→ **Exercises to complete**:
1 - In the forum thread about Jelly Bean Parrot eggs, what is the male doing instead of guarding the eggs with the female?
2 - Summarize the Jelly Bean Parrot egg thread in two sentences.
3 - Carry on the Jelly Bean Parrot egg thread from the point where it stops.

# Jelly Bean Parrot eggs



## conix67 (Jul 27, 2008)

My Jelly Bean Parrot spawned. Here's the picture of her guarding the eggs.










Here's a full tank shot. A lot of fishes to guard against.


----------



## pat3612 (Jan 29, 2008)

Congrats on the spawn nice looking tank. She has her work cut out for herself.


----------



## Jackson (Jan 30, 2009)

Vry nice 

where is the male?


----------



## Cory (May 2, 2008)

Happy to see theyre spawning for you


----------



## conix67 (Jul 27, 2008)

The male is now on hunt for the other female. I was hoping he would team up with the female to guard the eggs together.

Cory, yeah these guys grew more quickly than I expected. Thanks for the healthy little guys, they are all doing well.


----------



## conix67 (Jul 27, 2008)

Update - eggs all hatched, little frys wiggling around


----------



## Cory (May 2, 2008)

→ **Provided information**:
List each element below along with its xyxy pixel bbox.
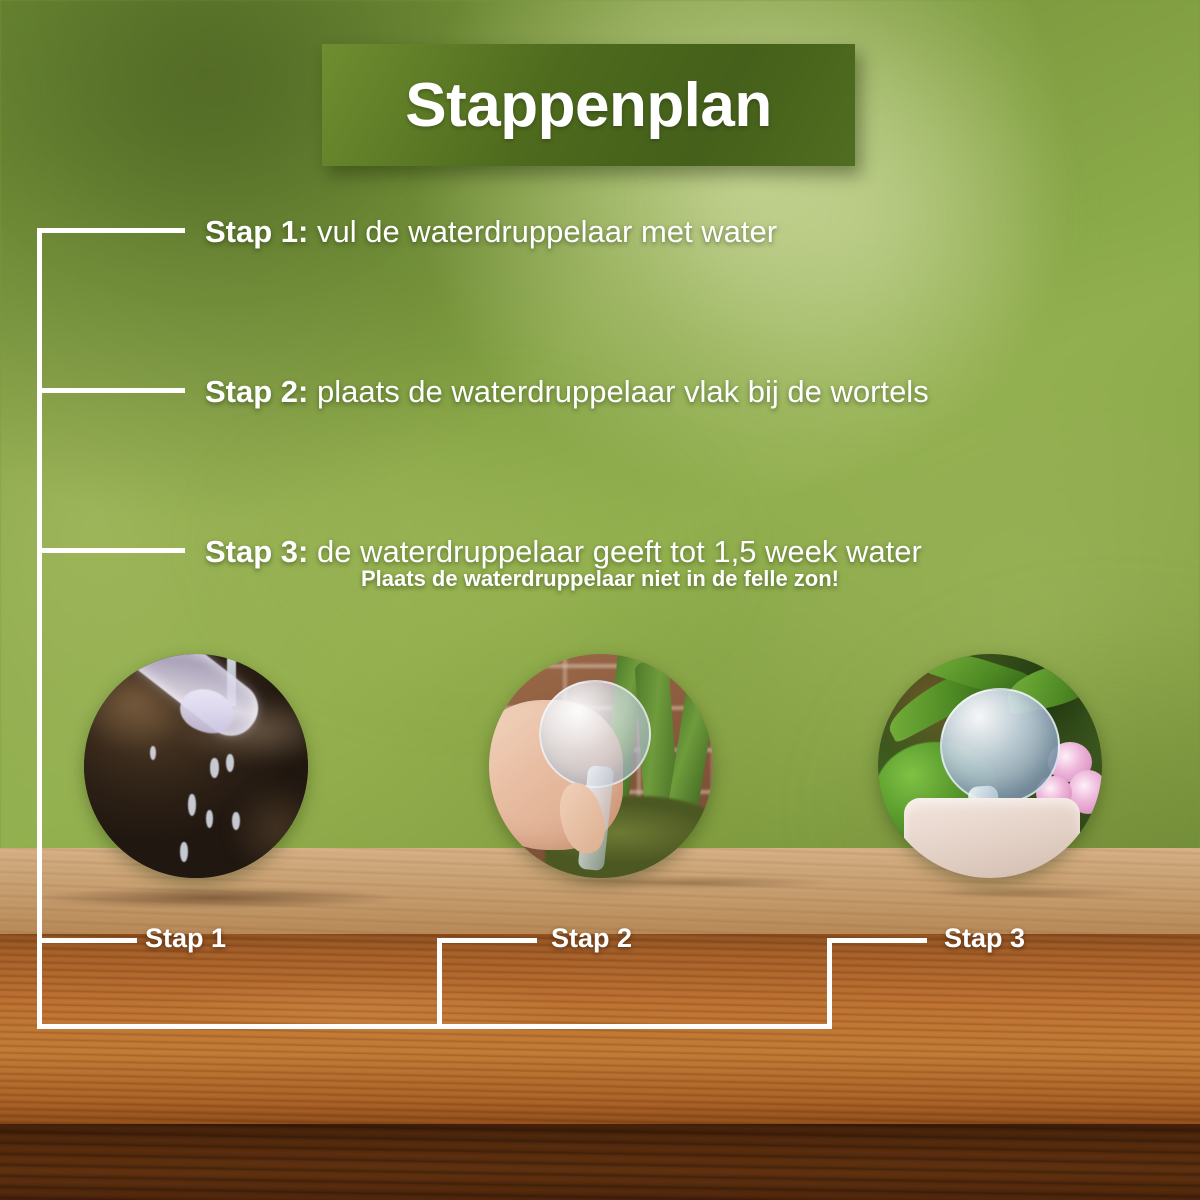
step-2-photo-scene: [489, 654, 713, 878]
water-droplet: [180, 842, 188, 862]
step-row-2: Stap 2: plaats de waterdruppelaar vlak b…: [205, 374, 929, 410]
bracket-branch-step-3: [37, 548, 185, 553]
step-2-photo: [489, 654, 713, 878]
globe-body-shape: [940, 688, 1060, 804]
step-2-description: plaats de waterdruppelaar vlak bij de wo…: [308, 374, 928, 409]
bottom-branch-step-1: [37, 938, 137, 943]
infographic-canvas: Stappenplan Stap 1: vul de waterdruppela…: [0, 0, 1200, 1200]
bottom-branch-step-3: [827, 938, 927, 943]
water-droplet: [188, 794, 196, 816]
bracket-branch-step-2: [37, 388, 185, 393]
water-droplet: [210, 758, 219, 778]
water-droplet: [206, 810, 213, 828]
water-droplet: [232, 812, 240, 830]
step-3-caption: Stap 3: [944, 923, 1025, 954]
bottom-riser-step-2: [437, 938, 442, 1026]
bracket-branch-step-1: [37, 228, 185, 233]
step-2-caption: Stap 2: [551, 923, 632, 954]
step-3-photo-scene: [878, 654, 1102, 878]
warning-note: Plaats de waterdruppelaar niet in de fel…: [0, 566, 1200, 592]
bottom-bracket-rail: [37, 1024, 832, 1029]
step-1-photo-scene: [84, 654, 308, 878]
step-1-caption: Stap 1: [145, 923, 226, 954]
plank-front-face: [0, 934, 1200, 1124]
plank-shadow-band: [0, 1124, 1200, 1200]
step-1-label: Stap 1:: [205, 214, 308, 249]
step-3-photo: [878, 654, 1102, 878]
step-1-description: vul de waterdruppelaar met water: [308, 214, 777, 249]
title-banner: Stappenplan: [322, 44, 855, 166]
step-1-photo: [84, 654, 308, 878]
step-2-label: Stap 2:: [205, 374, 308, 409]
water-droplet: [226, 754, 234, 772]
step-3-label: Stap 3:: [205, 534, 308, 569]
step-3-description: de waterdruppelaar geeft tot 1,5 week wa…: [308, 534, 921, 569]
bracket-vertical-spine: [37, 228, 42, 1028]
page-title: Stappenplan: [405, 70, 772, 141]
bottom-branch-step-2: [437, 938, 537, 943]
water-droplet: [150, 746, 156, 760]
white-plant-pot: [904, 798, 1080, 878]
step-row-3: Stap 3: de waterdruppelaar geeft tot 1,5…: [205, 534, 922, 570]
step-row-1: Stap 1: vul de waterdruppelaar met water: [205, 214, 777, 250]
bottom-riser-step-3: [827, 938, 832, 1026]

→ **Results of the tasks**:
1 - He is on the hunt for the other female.

2 - A member's Jelly Bean Parrot spawned, and the female guards the eggs in a tank full of other fish while the male hunts for the other female instead of helping. Other members offer congratulations, and a later update reports that all the eggs hatched and the fry are wiggling around.

3 -
Lol yah the males can sometimes be a bit too focused on spreading their seed and will move from female to female. The nice thing is the female JBPs are extremely defensive of their young so she wont be letting anyone near them. When they start to swim around on their own it will be more difficult for her to protect them but some should make it to a size where other fish will leave them alone. It depends on who theyre living with of course. If you've got big mean aggressive fish in there then their chances will naturally be lower . 

I envy you though in the sense that you get to see it play out on a more natural level. As you know, mine are in a tank on their own so I never REALLY get to see the parental behaviors in full gear. I might set up another pair in a community cichlid tank at some point to watch it though.. if I ever have spare tank space.. which will probably never happen but anyways 

Great to see things going well, looks like there's a ton of fry in there!


----------



## conix67 (Jul 27, 2008)

Update - eggs all hatched, frys free swimming now










Here's another shot with the mommy










The little ones don't listen to the mommy. They are so curious, can't sit still inside that potty cave. Some began to wonder around, some are gone even though the mommy is guarding really hard!

I wonder if I should try to save them. They are struggling to survive, but this is part of their life.


----------



## conix67 (Jul 27, 2008)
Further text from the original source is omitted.